===== Extracted records

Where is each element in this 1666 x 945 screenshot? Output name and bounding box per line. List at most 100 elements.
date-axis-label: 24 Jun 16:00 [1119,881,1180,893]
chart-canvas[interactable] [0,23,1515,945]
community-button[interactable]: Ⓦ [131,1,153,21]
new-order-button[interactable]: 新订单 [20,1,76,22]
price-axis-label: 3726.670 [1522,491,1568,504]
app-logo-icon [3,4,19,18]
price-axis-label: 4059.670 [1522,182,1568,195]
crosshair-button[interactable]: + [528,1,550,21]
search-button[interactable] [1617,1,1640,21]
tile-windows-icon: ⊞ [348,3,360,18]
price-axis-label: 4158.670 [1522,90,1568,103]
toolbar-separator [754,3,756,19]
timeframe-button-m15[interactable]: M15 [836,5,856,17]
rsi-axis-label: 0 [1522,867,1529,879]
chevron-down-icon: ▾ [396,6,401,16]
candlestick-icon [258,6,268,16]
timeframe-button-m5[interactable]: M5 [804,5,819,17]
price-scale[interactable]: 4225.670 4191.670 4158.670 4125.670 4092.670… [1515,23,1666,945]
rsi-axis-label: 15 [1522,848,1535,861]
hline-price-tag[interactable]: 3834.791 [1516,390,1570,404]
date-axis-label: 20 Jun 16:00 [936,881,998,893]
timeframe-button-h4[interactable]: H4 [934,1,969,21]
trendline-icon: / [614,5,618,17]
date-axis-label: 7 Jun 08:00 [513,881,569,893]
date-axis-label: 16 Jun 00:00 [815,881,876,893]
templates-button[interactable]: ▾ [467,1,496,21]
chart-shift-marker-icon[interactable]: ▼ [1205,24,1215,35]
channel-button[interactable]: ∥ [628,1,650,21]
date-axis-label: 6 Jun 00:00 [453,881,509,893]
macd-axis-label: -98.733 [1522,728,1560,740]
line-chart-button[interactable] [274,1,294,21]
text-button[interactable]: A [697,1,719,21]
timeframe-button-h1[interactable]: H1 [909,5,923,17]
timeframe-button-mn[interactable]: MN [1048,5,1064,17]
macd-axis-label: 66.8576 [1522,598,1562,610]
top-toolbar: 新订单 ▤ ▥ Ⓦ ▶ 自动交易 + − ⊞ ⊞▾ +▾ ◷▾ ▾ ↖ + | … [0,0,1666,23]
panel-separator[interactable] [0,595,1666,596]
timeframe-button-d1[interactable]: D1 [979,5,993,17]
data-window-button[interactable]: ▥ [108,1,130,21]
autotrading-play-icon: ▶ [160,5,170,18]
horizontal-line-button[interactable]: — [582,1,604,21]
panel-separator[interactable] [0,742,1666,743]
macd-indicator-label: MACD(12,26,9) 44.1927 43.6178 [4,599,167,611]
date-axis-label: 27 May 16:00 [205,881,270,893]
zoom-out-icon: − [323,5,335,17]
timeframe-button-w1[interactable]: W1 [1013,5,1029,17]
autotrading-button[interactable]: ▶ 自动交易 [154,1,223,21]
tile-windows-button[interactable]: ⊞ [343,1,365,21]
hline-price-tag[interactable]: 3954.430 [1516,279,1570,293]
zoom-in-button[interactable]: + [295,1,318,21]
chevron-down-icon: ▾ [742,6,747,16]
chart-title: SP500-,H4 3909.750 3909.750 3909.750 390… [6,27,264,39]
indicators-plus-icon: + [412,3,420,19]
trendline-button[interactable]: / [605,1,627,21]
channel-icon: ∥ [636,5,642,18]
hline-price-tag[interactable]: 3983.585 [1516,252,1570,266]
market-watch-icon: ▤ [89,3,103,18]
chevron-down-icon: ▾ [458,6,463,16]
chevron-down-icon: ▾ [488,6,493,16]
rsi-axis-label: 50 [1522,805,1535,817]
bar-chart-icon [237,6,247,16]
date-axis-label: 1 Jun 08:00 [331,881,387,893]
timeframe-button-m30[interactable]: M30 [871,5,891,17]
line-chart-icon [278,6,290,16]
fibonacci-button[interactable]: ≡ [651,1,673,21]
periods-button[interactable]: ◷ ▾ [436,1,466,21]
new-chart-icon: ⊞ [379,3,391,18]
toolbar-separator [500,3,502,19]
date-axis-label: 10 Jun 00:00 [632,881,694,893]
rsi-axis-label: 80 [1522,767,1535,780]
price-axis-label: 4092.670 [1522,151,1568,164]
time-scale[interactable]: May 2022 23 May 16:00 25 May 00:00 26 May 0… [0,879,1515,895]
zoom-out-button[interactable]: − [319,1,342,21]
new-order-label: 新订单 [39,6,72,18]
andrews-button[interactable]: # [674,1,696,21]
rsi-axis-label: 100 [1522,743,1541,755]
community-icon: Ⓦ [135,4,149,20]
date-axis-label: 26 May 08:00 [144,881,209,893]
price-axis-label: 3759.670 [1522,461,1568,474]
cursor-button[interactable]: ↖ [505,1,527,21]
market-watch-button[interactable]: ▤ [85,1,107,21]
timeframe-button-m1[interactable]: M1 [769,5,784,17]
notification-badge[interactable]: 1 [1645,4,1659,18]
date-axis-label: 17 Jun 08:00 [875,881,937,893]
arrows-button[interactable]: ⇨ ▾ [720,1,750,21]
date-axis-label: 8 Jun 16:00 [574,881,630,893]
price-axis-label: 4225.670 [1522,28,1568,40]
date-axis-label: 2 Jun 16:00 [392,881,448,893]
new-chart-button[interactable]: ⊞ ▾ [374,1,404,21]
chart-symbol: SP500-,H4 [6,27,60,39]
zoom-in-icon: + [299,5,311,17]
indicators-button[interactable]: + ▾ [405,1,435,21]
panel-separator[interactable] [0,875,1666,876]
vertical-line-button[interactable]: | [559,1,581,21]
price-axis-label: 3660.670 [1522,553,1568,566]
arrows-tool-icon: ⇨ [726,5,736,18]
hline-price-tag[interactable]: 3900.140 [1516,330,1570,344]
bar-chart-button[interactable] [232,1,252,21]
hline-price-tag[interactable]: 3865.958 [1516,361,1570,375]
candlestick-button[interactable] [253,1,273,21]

==========

▶ _Exercise goal_: Repeat the lines from the start of the records through the line that contains "price-axis-label: 3726.670 [1522,491,1568,504]", with both ends included.

▶ _Reply to the exercise_:
Where is each element in this 1666 x 945 screenshot? Output name and bounding box per line. List at most 100 elements.
date-axis-label: 24 Jun 16:00 [1119,881,1180,893]
chart-canvas[interactable] [0,23,1515,945]
community-button[interactable]: Ⓦ [131,1,153,21]
new-order-button[interactable]: 新订单 [20,1,76,22]
price-axis-label: 3726.670 [1522,491,1568,504]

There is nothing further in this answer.